What to work on:
(1) Please reproduce, word for word, the part of the Hugo blog post between "The setup for" and "is very flexible.", inclusive.
(2) Pick up the Hugo blog post after its last sentence and carry it forward.

I’ve been asked a handful of times how this blog is written and maintained. The answer changed every time, as the blog’s gone through a couple of iterations in the time I’ve had it. I reckon that it’s in a good state now, so I thought that I’d collate and document what I found works well with developing a Hugo static site, and what I wished that I knew earlier.

These tips may be useful for personal blogs, but also more generally for static sites. I’ve worked for a couple of companies that use Hugo for various knowledge bases and wikis, for example, so some of this advice also has the potential to streamline those workflows.

How This Blog Is Written Developed

The setup for this blog is quite simple. The posts are written in ordinary Markdown and generated into a static site using Hugo. To automate the building process, I push my changes to GitHub where a CI pipeline builds the website and deploys it to GitHub Pages.

Why Not Use a Dedicated Blog Website?

Admittedly, using a static site generator may seem like a lot of hassle compared to using a service that lets you have a blog out-of-the-box such as Hashnode, DEV.to, or Medium. However, I highly value that I own this blog’s content. I don’t have to worry about if the service that hosts my blog suddenly changes the way certain elements are displayed, or locks my posts behind a paywall or a daily post limit. I can also more easily migrate the data to another service since all the content is in Markdown, which is very flexible.

Tips

💻 Set up Your Environment to Work with Hugo

You write posts in Markdown that Hugo can then generate into static sites. For this, all you really need is a text editor. Out of the box in most text editors though, this is a much less pleasant writing experience compared to writing a post in a rich text editor. I personally use Visual Studio Code along with a couple of extensions to find issues as I type:

  • markdownlint - helps with keeping the styling of Markdown files consistent and can find errors in my formatting.

Rows:
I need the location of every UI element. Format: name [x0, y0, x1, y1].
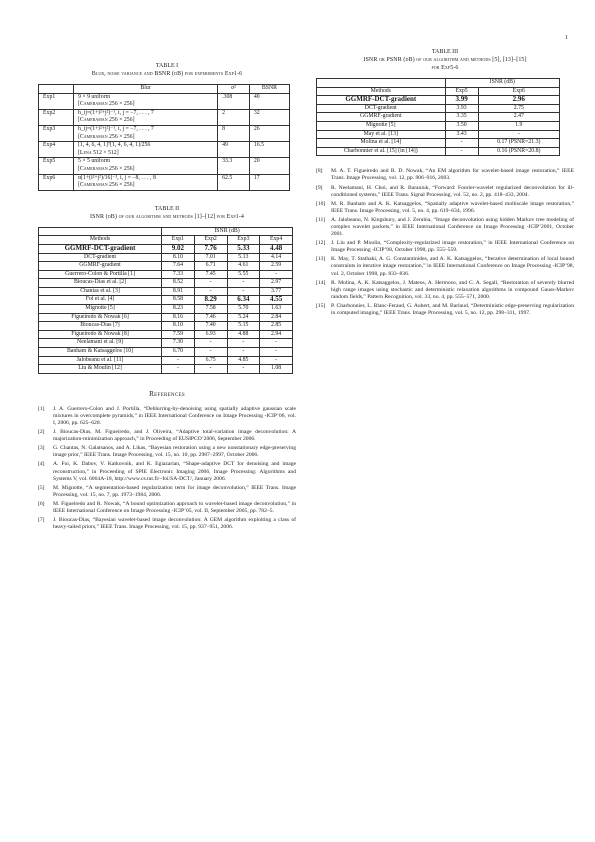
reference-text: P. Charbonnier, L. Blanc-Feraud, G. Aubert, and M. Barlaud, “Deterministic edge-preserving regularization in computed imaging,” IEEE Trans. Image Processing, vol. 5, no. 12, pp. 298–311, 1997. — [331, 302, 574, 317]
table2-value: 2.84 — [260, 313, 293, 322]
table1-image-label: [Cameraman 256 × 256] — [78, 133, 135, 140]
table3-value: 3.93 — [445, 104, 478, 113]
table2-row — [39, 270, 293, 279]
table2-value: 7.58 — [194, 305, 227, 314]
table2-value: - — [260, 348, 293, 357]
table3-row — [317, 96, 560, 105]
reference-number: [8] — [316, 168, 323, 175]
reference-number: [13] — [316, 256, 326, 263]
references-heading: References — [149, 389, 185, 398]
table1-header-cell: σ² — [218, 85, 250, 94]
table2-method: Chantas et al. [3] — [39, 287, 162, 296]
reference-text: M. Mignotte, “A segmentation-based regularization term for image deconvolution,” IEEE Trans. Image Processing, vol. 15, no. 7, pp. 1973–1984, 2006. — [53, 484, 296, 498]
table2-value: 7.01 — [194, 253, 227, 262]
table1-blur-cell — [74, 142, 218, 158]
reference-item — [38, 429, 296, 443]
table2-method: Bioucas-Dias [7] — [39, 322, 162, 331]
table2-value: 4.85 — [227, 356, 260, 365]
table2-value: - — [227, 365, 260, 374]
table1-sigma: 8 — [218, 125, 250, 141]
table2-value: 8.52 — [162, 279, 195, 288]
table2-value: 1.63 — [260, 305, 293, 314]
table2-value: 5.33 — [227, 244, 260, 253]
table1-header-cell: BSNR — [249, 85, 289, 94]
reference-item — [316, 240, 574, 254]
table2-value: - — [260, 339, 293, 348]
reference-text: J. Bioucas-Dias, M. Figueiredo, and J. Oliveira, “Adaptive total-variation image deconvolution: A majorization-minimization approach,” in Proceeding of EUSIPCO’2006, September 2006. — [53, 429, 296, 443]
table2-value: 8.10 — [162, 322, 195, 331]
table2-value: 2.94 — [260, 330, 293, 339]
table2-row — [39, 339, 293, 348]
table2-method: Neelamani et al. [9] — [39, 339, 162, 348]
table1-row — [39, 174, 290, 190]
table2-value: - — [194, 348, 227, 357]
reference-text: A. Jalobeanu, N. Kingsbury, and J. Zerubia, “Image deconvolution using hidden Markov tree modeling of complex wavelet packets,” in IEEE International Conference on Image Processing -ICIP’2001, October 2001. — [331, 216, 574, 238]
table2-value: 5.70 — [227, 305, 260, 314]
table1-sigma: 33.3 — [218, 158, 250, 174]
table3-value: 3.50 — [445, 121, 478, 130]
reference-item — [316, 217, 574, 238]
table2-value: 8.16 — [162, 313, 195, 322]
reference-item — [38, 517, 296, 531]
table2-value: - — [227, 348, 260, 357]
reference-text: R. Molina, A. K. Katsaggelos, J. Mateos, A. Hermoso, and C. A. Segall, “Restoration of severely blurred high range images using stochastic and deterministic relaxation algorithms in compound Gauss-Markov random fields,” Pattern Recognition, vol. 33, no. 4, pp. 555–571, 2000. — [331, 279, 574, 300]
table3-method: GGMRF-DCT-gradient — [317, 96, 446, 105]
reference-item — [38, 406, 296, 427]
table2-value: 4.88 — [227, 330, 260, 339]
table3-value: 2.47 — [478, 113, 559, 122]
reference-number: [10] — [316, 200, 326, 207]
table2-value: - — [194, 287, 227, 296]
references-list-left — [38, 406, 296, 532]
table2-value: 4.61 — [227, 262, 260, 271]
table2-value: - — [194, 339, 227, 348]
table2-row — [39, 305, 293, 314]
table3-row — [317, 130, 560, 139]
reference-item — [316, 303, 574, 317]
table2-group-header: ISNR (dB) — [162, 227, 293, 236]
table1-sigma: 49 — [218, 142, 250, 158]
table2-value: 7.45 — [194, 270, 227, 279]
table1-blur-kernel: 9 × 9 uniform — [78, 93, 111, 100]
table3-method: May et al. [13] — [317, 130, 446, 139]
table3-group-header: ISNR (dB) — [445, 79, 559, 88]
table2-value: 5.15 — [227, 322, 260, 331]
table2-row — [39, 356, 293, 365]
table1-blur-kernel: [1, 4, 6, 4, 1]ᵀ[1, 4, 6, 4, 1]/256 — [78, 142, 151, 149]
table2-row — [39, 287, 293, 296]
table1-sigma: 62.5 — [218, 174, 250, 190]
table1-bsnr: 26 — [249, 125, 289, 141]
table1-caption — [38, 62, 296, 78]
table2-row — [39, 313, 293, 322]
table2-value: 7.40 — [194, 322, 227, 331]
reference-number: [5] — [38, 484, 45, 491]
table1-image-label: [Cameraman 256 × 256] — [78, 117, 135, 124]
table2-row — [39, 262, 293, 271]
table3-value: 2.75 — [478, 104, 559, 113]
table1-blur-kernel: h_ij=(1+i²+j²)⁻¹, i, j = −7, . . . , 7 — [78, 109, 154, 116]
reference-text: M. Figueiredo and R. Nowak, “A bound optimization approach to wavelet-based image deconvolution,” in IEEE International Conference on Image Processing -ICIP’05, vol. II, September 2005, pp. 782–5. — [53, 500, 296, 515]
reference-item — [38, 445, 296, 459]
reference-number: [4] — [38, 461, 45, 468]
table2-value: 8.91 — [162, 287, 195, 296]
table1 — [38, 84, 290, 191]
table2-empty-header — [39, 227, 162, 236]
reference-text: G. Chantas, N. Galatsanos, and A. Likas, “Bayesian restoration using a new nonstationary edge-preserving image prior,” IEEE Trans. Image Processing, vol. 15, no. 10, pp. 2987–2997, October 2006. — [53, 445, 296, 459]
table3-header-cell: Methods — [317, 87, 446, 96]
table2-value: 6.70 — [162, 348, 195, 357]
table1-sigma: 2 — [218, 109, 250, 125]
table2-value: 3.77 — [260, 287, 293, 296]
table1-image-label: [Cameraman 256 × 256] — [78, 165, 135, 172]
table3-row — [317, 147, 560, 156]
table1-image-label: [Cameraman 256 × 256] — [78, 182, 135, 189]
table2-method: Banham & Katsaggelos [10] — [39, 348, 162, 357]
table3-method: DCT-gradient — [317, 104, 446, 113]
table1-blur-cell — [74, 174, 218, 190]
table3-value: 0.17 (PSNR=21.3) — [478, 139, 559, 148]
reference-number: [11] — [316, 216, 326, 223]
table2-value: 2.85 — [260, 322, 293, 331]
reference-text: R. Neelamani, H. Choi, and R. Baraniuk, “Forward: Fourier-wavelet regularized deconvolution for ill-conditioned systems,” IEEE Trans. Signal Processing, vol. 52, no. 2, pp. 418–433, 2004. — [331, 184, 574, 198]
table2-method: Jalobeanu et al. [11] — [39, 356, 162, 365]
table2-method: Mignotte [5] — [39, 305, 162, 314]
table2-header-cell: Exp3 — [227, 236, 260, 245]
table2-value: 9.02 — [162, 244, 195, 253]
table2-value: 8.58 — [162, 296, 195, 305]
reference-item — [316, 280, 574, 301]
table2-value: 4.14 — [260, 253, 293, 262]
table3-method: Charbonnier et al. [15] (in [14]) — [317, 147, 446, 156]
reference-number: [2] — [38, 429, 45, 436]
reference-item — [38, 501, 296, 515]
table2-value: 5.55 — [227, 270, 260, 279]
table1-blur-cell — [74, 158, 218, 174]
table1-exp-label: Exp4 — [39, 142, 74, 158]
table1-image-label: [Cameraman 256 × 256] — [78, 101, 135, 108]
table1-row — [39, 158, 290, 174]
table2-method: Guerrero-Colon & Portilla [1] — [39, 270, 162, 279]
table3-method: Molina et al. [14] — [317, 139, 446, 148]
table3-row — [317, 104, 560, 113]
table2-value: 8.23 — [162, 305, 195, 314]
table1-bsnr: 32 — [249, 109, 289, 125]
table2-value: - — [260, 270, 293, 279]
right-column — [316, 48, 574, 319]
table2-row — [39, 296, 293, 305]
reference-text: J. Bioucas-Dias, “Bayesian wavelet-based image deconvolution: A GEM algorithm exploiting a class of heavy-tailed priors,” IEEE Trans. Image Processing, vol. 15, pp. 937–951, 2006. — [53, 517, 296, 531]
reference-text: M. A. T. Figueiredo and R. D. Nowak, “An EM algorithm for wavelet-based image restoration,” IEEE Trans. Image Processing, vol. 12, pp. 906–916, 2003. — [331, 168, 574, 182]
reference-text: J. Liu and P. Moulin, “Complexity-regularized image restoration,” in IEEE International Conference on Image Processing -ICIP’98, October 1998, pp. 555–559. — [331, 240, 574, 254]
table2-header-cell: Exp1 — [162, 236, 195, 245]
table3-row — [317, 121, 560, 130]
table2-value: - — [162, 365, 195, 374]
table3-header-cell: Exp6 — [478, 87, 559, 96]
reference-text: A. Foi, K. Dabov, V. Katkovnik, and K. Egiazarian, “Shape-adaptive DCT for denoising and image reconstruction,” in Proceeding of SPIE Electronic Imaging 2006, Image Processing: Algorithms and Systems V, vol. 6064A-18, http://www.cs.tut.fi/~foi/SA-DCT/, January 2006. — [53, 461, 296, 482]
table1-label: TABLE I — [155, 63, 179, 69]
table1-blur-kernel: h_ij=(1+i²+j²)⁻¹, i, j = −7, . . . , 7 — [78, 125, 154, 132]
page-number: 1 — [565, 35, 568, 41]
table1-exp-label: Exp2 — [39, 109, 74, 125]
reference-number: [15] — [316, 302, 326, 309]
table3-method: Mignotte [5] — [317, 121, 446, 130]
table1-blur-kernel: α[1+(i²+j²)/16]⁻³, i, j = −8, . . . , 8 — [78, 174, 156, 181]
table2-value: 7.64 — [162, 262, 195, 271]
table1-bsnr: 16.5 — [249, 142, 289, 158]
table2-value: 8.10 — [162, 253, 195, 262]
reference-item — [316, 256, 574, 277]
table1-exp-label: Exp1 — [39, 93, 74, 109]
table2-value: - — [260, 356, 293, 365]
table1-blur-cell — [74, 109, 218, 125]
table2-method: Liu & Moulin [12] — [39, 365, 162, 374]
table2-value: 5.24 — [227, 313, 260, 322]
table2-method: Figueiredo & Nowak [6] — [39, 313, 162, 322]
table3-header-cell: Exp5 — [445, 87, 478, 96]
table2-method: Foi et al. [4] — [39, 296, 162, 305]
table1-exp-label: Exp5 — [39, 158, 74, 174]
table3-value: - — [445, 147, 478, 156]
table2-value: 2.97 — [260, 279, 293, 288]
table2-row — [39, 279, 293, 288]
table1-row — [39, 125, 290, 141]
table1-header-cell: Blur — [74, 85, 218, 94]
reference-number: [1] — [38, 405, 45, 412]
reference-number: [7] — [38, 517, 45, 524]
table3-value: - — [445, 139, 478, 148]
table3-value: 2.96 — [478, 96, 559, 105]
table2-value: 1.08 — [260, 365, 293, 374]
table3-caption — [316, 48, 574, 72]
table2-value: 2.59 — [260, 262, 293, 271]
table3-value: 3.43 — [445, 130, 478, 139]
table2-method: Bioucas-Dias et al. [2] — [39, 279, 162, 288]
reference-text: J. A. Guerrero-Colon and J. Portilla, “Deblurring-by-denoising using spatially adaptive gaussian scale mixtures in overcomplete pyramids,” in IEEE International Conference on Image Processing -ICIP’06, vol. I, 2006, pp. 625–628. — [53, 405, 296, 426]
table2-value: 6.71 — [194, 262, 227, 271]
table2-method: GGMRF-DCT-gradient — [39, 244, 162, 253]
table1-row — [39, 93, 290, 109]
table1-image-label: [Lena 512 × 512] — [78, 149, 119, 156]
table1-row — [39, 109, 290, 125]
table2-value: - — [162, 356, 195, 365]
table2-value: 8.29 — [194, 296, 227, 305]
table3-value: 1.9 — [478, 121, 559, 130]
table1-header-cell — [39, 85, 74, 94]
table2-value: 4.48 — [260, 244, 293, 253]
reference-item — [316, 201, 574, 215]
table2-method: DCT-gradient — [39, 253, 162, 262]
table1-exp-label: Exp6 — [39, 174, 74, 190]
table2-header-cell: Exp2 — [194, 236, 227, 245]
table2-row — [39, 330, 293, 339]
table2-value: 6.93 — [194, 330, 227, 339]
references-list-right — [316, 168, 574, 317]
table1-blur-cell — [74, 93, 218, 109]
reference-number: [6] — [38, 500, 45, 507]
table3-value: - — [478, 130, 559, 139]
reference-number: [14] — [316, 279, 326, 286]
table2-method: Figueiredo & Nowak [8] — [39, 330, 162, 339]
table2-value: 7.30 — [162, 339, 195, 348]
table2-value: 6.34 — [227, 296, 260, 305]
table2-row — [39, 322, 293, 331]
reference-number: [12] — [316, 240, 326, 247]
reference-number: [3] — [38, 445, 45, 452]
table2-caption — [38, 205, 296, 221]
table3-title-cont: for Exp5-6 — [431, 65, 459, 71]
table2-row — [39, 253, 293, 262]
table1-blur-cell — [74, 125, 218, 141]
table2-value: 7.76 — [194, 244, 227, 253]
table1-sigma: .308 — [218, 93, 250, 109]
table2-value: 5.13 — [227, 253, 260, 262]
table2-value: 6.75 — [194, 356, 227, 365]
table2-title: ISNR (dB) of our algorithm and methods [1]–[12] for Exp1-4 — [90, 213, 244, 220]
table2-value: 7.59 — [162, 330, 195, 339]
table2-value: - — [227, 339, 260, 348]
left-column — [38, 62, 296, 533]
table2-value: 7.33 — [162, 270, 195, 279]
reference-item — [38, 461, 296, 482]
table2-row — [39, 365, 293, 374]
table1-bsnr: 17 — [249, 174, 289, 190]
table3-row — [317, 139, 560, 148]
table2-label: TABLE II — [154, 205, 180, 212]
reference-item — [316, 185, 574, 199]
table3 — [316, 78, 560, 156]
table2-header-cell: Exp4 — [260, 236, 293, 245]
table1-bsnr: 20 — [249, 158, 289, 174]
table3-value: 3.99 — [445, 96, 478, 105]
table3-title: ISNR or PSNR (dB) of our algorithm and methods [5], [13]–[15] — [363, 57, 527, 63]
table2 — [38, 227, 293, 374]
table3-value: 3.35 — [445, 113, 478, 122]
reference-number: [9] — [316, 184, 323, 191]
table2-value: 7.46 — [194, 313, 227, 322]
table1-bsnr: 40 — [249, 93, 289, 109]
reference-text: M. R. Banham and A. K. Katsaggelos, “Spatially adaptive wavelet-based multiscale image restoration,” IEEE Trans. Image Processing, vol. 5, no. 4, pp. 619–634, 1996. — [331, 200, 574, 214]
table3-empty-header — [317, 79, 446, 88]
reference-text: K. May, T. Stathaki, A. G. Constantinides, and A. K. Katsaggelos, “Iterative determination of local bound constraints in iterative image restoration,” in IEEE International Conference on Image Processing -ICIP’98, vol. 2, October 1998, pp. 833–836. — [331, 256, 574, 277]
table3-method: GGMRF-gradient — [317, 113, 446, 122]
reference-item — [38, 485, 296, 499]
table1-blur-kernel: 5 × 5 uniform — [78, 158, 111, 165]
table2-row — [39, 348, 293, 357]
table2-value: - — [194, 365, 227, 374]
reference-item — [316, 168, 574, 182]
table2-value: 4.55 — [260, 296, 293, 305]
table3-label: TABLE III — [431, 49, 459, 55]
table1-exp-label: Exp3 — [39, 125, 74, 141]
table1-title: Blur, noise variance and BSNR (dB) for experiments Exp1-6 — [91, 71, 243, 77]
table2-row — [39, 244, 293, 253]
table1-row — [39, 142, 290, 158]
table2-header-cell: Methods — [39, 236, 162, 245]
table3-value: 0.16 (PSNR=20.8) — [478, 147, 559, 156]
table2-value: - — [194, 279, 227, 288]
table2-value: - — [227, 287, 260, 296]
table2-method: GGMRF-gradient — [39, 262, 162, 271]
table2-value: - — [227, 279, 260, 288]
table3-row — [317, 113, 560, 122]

Results:
(1)
The setup for this blog is quite simple. The posts are written in ordinary Markdown and generated into a static site using Hugo. To automate the building process, I push my changes to GitHub where a CI pipeline builds the website and deploys it to GitHub Pages.

Why Not Use a Dedicated Blog Website?

Admittedly, using a static site generator may seem like a lot of hassle compared to using a service that lets you have a blog out-of-the-box such as Hashnode, DEV.to, or Medium. However, I highly value that I own this blog’s content. I don’t have to worry about if the service that hosts my blog suddenly changes the way certain elements are displayed, or locks my posts behind a paywall or a daily post limit. I can also more easily migrate the data to another service since all the content is in Markdown, which is very flexible.

(2)
  • Grammarly (unofficial) - helps find grammatical mistakes and strangely worded phrases. Sometimes the extension breaks, in which case the Grammarly website works well. Note that you can freely paste your entire raw Markdown into the Grammarly website, and it will ignore all the Markdown formatting directives.
  • Code Spell Checker - spell checker.
  • Capitalize - used to normalise the capitalization in the titles (super pedantic, I know).

Alongside VSCode I run the Hugo server using hugo serve -D, allowing me to check how my changes look in real-time.

🎨 Choose Your Theme Wisely

One of my main motivations for using a static site generator compared to making the blog from scratch is that I don’t have to worry about maintaining the theme or the styling, allowing me to focus on writing blog posts. Given this, Hugo themes vary. You may start using a theme, only to find that it doesn’t include a feature you’d like. In such a case, you’ll either have to extend the theme to support the feature (which admittedly is fairly easy to do in Hugo) or use another theme with that feature. The problem with making this yourself is that it may break in the future and it would be harder to guarantee that it works properly on many devices and device form factors.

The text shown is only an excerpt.